(Task prompt)
Work out how many lines in the entries contain the string "IMPACTO", and give nothing but that number.

(Extracted material)
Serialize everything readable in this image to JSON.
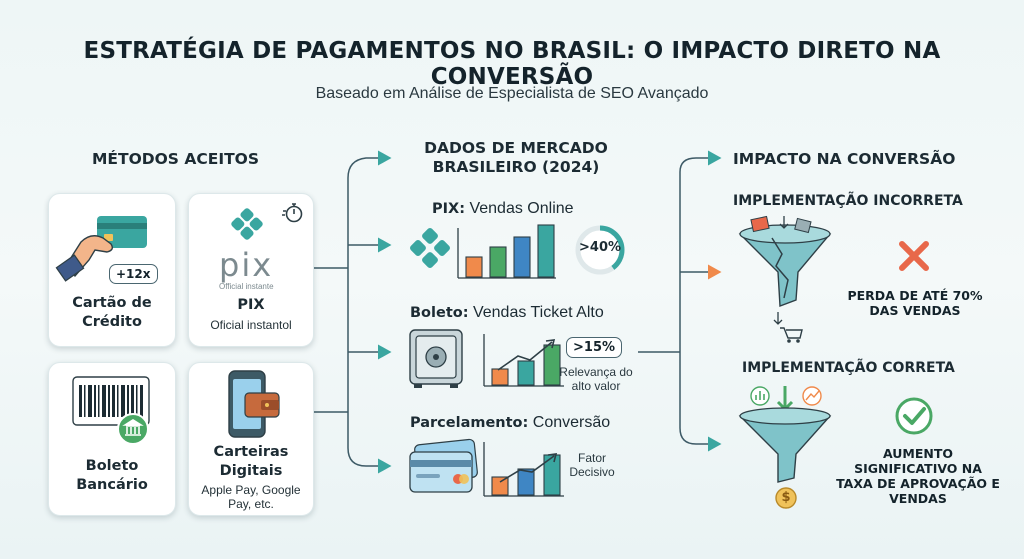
{
  "header": {
    "title": "ESTRATÉGIA DE PAGAMENTOS NO BRASIL: O IMPACTO DIRETO NA CONVERSÃO",
    "subtitle": "Baseado em Análise de Especialista de SEO Avançado"
  },
  "methods": {
    "heading": "MÉTODOS ACEITOS",
    "card_badge": "+12x",
    "credit_card": "Cartão de Crédito",
    "pix_logo": "pix",
    "pix_logo_sub": "Official instante",
    "pix_label": "PIX",
    "pix_sub": "Oficial instantol",
    "boleto": "Boleto Bancário",
    "wallets": "Carteiras Digitais",
    "wallets_sub": "Apple Pay, Google Pay, etc."
  },
  "market": {
    "heading": "DADOS DE MERCADO BRASILEIRO (2024)",
    "pix_bold": "PIX:",
    "pix_rest": " Vendas Online",
    "pix_stat": ">40%",
    "pix_stat_fraction": 0.4,
    "boleto_bold": "Boleto:",
    "boleto_rest": " Vendas Ticket Alto",
    "boleto_stat": ">15%",
    "boleto_note": "Relevança do alto valor",
    "parc_bold": "Parcelamento:",
    "parc_rest": " Conversão",
    "parc_note": "Fator Decisivo"
  },
  "impact": {
    "heading": "IMPACTO NA CONVERSÃO",
    "wrong_heading": "IMPLEMENTAÇÃO INCORRETA",
    "wrong_result": "PERDA DE ATÉ 70% DAS VENDAS",
    "right_heading": "IMPLEMENTAÇÃO CORRETA",
    "right_result": "AUMENTO SIGNIFICATIVO NA TAXA DE APROVAÇÃO E VENDAS",
    "coin_symbol": "$"
  },
  "colors": {
    "teal": "#3aa6a0",
    "orange": "#f08a4b",
    "blue": "#3f86c4",
    "green": "#4aa865",
    "red": "#e8684a",
    "dark": "#3d5a66"
  }
}
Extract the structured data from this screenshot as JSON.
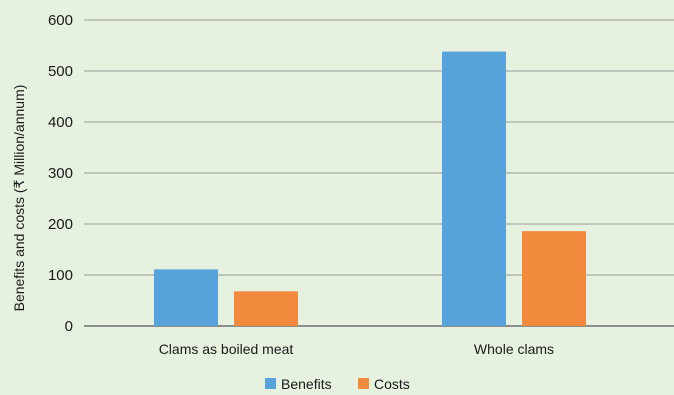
{
  "chart_data": {
    "type": "bar",
    "title": "",
    "xlabel": "",
    "ylabel": "Benefits and costs (₹ Million/annum)",
    "categories": [
      "Clams as boiled meat",
      "Whole clams"
    ],
    "series": [
      {
        "name": "Benefits",
        "values": [
          111,
          538
        ],
        "color": "#58a2dc"
      },
      {
        "name": "Costs",
        "values": [
          68,
          186
        ],
        "color": "#f28a3e"
      }
    ],
    "ylim": [
      0,
      600
    ],
    "yticks": [
      0,
      100,
      200,
      300,
      400,
      500,
      600
    ],
    "grid": true,
    "legend_position": "bottom",
    "background_color": "#e7f1e0",
    "grid_color": "#9a9a9a"
  }
}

(Response)
2